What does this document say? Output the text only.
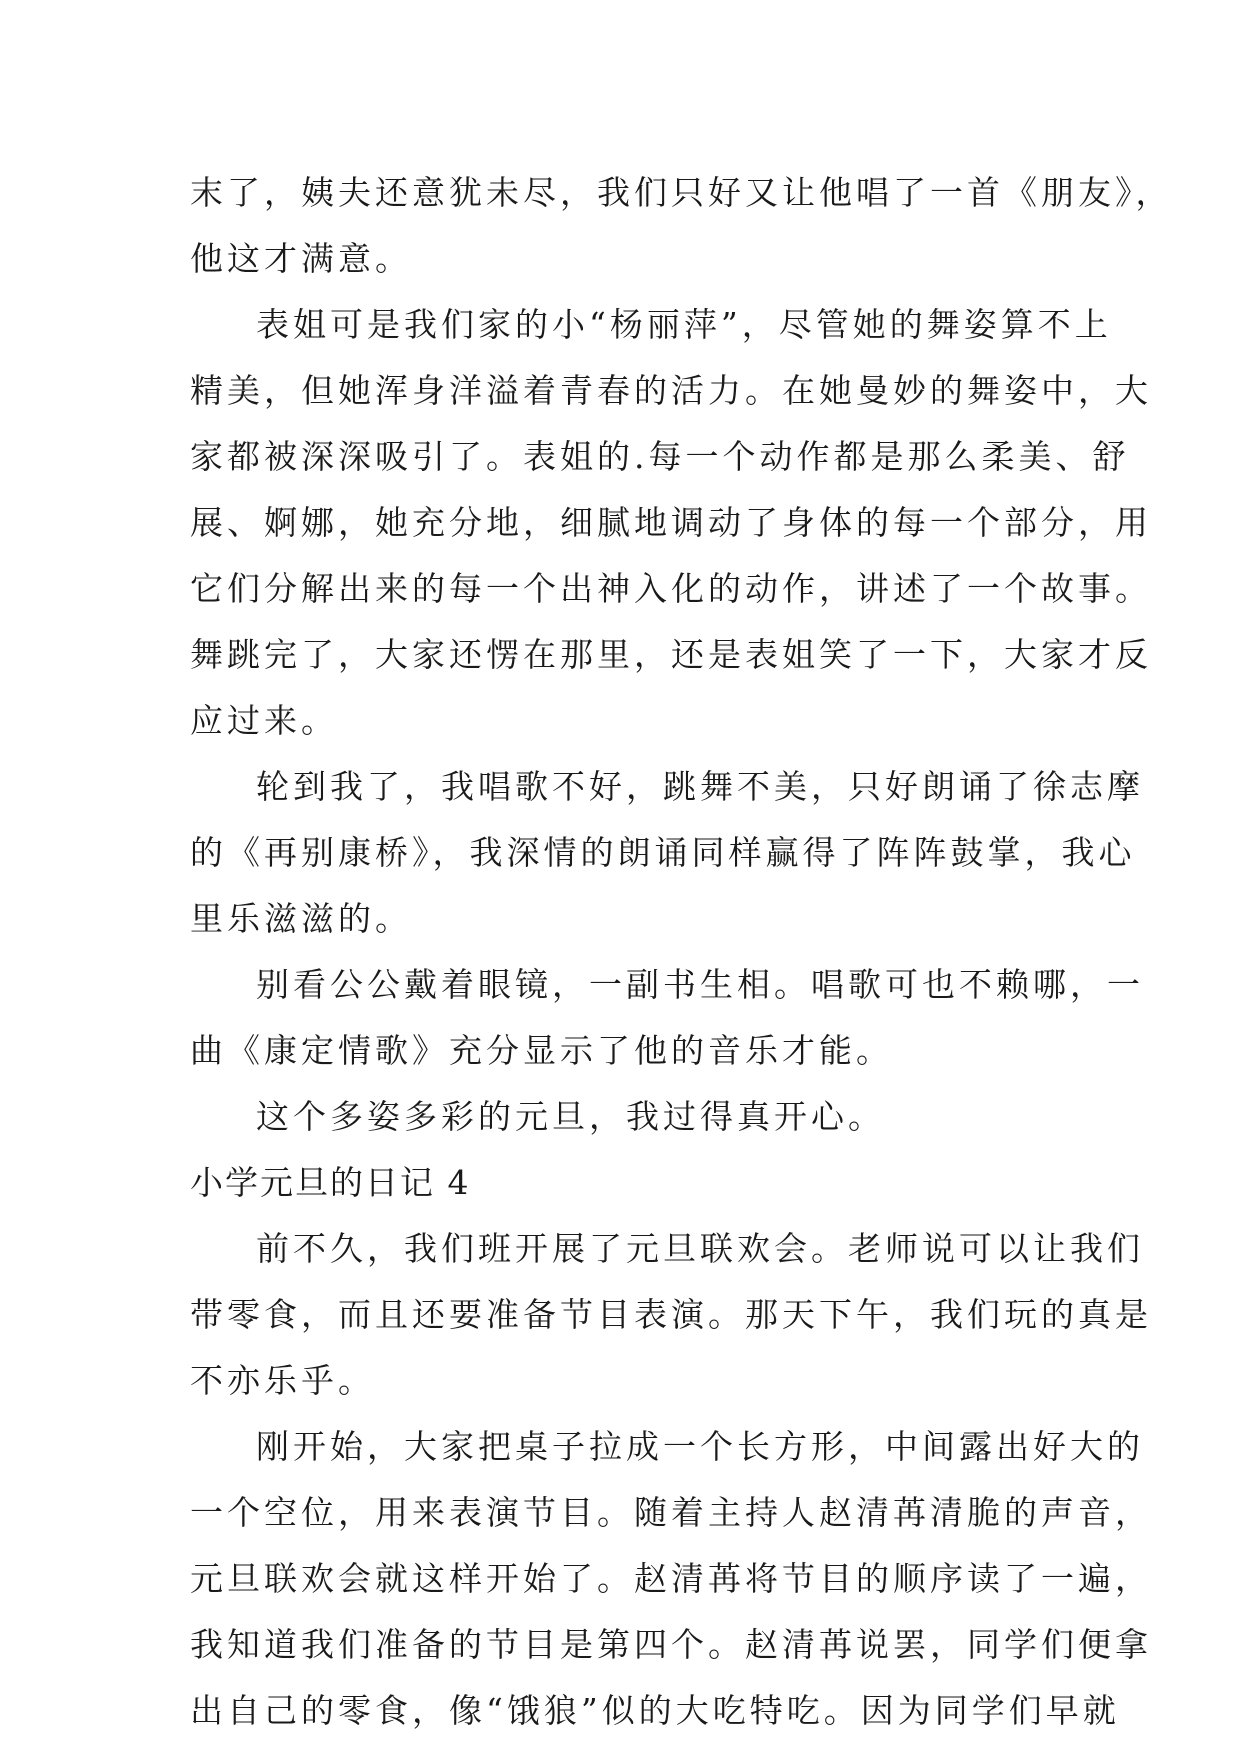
末了，姨夫还意犹未尽，我们只好又让他唱了一首《朋友》，
他这才满意。
表姐可是我们家的小“杨丽萍”，尽管她的舞姿算不上
精美，但她浑身洋溢着青春的活力。在她曼妙的舞姿中，大
家都被深深吸引了。表姐的.每一个动作都是那么柔美、舒
展、婀娜，她充分地，细腻地调动了身体的每一个部分，用
它们分解出来的每一个出神入化的动作，讲述了一个故事。
舞跳完了，大家还愣在那里，还是表姐笑了一下，大家才反
应过来。
轮到我了，我唱歌不好，跳舞不美，只好朗诵了徐志摩
的《再别康桥》，我深情的朗诵同样赢得了阵阵鼓掌，我心
里乐滋滋的。
别看公公戴着眼镜，一副书生相。唱歌可也不赖哪，一
曲《康定情歌》充分显示了他的音乐才能。
这个多姿多彩的元旦，我过得真开心。
小学元旦的日记 4
前不久，我们班开展了元旦联欢会。老师说可以让我们
带零食，而且还要准备节目表演。那天下午，我们玩的真是
不亦乐乎。
刚开始，大家把桌子拉成一个长方形，中间露出好大的
一个空位，用来表演节目。随着主持人赵清苒清脆的声音，
元旦联欢会就这样开始了。赵清苒将节目的顺序读了一遍，
我知道我们准备的节目是第四个。赵清苒说罢，同学们便拿
出自己的零食，像“饿狼”似的大吃特吃。因为同学们早就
▬▬▬
TO DO: Reproduce the material above in full and without alteration, but skip all pictures.

REPLY TO THE EXERCISE:
What does this document say? Output the text only.
末了，姨夫还意犹未尽，我们只好又让他唱了一首《朋友》，
他这才满意。
表姐可是我们家的小“杨丽萍”，尽管她的舞姿算不上
精美，但她浑身洋溢着青春的活力。在她曼妙的舞姿中，大
家都被深深吸引了。表姐的.每一个动作都是那么柔美、舒
展、婀娜，她充分地，细腻地调动了身体的每一个部分，用
它们分解出来的每一个出神入化的动作，讲述了一个故事。
舞跳完了，大家还愣在那里，还是表姐笑了一下，大家才反
应过来。
轮到我了，我唱歌不好，跳舞不美，只好朗诵了徐志摩
的《再别康桥》，我深情的朗诵同样赢得了阵阵鼓掌，我心
里乐滋滋的。
别看公公戴着眼镜，一副书生相。唱歌可也不赖哪，一
曲《康定情歌》充分显示了他的音乐才能。
这个多姿多彩的元旦，我过得真开心。
小学元旦的日记 4
前不久，我们班开展了元旦联欢会。老师说可以让我们
带零食，而且还要准备节目表演。那天下午，我们玩的真是
不亦乐乎。
刚开始，大家把桌子拉成一个长方形，中间露出好大的
一个空位，用来表演节目。随着主持人赵清苒清脆的声音，
元旦联欢会就这样开始了。赵清苒将节目的顺序读了一遍，
我知道我们准备的节目是第四个。赵清苒说罢，同学们便拿
出自己的零食，像“饿狼”似的大吃特吃。因为同学们早就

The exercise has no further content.